* WHAT YOU WILL DO: Rewrite the material from the line with "List all visible" up to and including the line with "close-button[interactable]: ✕ xyxy=(919,5,969,41)", changing "procedure" to "process" and keeping everything else the same.

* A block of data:
>> Start

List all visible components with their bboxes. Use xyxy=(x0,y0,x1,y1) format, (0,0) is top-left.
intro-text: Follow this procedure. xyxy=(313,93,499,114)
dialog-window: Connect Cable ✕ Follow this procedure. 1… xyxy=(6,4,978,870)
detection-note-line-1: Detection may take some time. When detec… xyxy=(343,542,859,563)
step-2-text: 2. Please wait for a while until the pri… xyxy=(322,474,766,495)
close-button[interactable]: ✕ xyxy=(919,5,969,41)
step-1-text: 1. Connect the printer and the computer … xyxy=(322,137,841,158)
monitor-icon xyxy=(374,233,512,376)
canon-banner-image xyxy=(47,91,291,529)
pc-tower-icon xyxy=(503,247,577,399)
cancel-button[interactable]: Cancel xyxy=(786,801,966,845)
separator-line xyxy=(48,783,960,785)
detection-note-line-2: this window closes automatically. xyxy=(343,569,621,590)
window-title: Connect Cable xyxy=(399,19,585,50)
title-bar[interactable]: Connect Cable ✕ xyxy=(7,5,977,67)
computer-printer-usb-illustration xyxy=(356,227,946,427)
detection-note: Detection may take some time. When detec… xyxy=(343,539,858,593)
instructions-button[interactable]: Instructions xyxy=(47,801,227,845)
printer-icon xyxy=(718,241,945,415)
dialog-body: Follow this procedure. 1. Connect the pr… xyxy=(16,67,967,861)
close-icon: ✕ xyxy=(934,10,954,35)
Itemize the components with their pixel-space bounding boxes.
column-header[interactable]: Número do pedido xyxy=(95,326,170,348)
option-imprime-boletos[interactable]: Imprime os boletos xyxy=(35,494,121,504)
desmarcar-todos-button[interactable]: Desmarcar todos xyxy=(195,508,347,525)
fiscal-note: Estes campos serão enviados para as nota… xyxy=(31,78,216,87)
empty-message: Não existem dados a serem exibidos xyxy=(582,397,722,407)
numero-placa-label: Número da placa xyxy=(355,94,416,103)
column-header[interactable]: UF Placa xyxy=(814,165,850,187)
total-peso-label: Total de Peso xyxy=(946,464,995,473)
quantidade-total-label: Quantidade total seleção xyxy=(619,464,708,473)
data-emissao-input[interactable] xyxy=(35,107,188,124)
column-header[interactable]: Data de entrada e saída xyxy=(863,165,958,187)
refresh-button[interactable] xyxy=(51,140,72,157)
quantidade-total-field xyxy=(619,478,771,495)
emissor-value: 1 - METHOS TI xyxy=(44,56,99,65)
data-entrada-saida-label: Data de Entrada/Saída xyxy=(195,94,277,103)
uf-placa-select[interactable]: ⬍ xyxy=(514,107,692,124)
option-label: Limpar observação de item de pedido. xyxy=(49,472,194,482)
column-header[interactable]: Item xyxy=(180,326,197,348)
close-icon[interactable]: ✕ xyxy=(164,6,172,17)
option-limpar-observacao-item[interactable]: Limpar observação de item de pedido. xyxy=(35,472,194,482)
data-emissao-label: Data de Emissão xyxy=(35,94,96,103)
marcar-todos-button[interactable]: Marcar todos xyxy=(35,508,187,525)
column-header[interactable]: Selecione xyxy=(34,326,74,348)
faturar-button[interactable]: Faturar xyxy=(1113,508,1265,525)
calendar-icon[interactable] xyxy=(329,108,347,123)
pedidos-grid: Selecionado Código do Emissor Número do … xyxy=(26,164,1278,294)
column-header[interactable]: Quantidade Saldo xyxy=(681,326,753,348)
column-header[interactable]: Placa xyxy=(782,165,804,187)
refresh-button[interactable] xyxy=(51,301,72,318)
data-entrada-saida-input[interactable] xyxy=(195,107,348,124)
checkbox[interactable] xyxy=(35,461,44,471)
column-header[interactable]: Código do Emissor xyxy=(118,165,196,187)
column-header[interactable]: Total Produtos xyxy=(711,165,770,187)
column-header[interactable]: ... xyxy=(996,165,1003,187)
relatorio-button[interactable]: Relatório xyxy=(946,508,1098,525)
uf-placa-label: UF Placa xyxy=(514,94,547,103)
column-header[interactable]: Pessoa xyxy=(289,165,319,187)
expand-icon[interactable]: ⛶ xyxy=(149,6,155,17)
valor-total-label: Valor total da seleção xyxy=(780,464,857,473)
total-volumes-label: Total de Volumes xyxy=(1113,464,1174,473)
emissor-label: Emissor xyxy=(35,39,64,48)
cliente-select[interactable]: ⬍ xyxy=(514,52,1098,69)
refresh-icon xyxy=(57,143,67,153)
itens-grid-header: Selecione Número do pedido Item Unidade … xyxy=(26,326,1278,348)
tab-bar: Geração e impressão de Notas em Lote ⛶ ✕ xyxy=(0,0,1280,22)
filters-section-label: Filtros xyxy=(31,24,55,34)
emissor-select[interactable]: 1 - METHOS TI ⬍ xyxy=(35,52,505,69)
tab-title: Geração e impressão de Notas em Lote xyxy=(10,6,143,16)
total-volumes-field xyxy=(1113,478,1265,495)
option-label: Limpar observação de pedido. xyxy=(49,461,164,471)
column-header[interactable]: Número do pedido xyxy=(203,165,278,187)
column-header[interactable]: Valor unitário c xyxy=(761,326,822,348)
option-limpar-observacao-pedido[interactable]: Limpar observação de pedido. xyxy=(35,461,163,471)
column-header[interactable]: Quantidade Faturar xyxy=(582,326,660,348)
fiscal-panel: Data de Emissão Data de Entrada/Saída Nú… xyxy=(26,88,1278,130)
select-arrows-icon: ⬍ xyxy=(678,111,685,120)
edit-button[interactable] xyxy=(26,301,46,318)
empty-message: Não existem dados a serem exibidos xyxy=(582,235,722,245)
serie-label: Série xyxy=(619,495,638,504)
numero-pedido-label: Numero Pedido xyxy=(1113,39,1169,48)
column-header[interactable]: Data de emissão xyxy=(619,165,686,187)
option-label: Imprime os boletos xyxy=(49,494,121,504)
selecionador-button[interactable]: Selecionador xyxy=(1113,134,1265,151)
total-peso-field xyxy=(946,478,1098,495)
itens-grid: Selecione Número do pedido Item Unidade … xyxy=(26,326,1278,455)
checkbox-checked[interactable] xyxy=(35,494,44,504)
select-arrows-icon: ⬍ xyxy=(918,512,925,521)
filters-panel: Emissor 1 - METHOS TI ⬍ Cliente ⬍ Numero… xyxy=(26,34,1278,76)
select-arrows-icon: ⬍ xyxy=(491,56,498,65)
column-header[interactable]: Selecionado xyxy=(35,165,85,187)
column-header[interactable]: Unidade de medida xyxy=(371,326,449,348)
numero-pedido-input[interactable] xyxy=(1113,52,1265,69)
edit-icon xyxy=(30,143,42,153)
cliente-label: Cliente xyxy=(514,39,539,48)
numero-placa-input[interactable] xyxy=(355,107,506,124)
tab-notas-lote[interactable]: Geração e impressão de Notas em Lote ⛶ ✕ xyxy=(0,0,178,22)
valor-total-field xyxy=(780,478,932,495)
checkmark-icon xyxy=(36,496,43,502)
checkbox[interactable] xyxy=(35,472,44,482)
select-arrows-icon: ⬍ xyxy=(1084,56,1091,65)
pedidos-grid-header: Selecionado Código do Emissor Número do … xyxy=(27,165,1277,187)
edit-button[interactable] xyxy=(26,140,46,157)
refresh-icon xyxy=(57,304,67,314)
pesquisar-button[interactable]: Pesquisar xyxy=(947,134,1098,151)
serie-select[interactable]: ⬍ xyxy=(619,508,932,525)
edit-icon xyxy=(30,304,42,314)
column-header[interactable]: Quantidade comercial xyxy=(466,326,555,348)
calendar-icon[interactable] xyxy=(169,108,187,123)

>> End
>> Start

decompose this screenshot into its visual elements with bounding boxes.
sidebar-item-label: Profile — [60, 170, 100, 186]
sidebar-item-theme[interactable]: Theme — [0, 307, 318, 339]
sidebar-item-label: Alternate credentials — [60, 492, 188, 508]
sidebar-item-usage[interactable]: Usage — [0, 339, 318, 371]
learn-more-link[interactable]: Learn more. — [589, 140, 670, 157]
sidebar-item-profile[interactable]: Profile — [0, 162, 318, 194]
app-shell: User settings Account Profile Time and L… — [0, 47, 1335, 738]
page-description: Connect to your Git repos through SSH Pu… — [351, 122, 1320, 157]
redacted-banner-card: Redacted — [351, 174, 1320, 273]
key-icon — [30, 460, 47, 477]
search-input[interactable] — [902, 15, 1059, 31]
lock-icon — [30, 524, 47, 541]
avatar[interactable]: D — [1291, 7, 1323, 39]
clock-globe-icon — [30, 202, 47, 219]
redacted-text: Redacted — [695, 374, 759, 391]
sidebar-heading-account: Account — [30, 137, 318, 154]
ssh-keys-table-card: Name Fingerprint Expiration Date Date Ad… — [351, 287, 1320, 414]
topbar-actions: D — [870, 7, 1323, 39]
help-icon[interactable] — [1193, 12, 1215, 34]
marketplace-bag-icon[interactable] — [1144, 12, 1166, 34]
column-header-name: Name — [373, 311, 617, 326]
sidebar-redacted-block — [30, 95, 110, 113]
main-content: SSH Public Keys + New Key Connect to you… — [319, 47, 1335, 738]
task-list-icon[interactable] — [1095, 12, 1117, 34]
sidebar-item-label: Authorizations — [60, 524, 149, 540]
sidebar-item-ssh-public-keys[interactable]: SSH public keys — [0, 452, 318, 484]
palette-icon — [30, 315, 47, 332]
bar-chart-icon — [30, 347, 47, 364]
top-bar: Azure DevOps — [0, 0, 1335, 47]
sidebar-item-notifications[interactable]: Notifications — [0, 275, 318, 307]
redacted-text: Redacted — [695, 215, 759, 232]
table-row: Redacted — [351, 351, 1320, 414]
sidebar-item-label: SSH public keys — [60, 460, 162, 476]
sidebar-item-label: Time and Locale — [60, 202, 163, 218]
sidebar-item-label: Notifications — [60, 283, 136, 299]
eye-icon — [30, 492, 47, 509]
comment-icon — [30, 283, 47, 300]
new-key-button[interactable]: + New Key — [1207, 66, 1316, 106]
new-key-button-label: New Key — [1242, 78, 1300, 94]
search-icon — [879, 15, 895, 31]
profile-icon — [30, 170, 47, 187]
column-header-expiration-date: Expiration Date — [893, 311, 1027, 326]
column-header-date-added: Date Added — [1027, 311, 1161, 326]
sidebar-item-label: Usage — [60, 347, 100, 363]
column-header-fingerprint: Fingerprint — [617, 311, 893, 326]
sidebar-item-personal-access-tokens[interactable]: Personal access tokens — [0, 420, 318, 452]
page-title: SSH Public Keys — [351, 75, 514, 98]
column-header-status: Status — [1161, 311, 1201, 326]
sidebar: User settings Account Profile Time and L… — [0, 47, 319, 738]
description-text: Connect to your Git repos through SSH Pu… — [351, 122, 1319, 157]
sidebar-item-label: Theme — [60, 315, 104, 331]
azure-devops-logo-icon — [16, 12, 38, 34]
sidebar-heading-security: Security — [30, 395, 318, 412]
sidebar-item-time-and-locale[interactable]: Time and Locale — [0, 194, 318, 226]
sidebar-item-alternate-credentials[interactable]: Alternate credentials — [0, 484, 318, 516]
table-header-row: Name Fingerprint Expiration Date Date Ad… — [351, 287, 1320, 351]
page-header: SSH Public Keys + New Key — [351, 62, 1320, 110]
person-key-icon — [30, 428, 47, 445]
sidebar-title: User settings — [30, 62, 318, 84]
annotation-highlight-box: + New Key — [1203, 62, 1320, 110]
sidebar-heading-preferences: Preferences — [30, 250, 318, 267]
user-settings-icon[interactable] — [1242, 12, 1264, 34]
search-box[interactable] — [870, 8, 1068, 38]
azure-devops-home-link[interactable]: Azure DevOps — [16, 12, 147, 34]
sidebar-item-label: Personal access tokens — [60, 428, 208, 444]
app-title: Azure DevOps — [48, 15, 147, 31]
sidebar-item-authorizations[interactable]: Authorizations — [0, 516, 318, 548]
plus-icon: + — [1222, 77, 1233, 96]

>> End

* EXERCISE ANSWER:
List all visible components with their bboxes. Use xyxy=(x0,y0,x1,y1) format, (0,0) is top-left.
intro-text: Follow this process. xyxy=(313,93,499,114)
dialog-window: Connect Cable ✕ Follow this process. 1… xyxy=(6,4,978,870)
detection-note-line-1: Detection may take some time. When detec… xyxy=(343,542,859,563)
step-2-text: 2. Please wait for a while until the pri… xyxy=(322,474,766,495)
close-button[interactable]: ✕ xyxy=(919,5,969,41)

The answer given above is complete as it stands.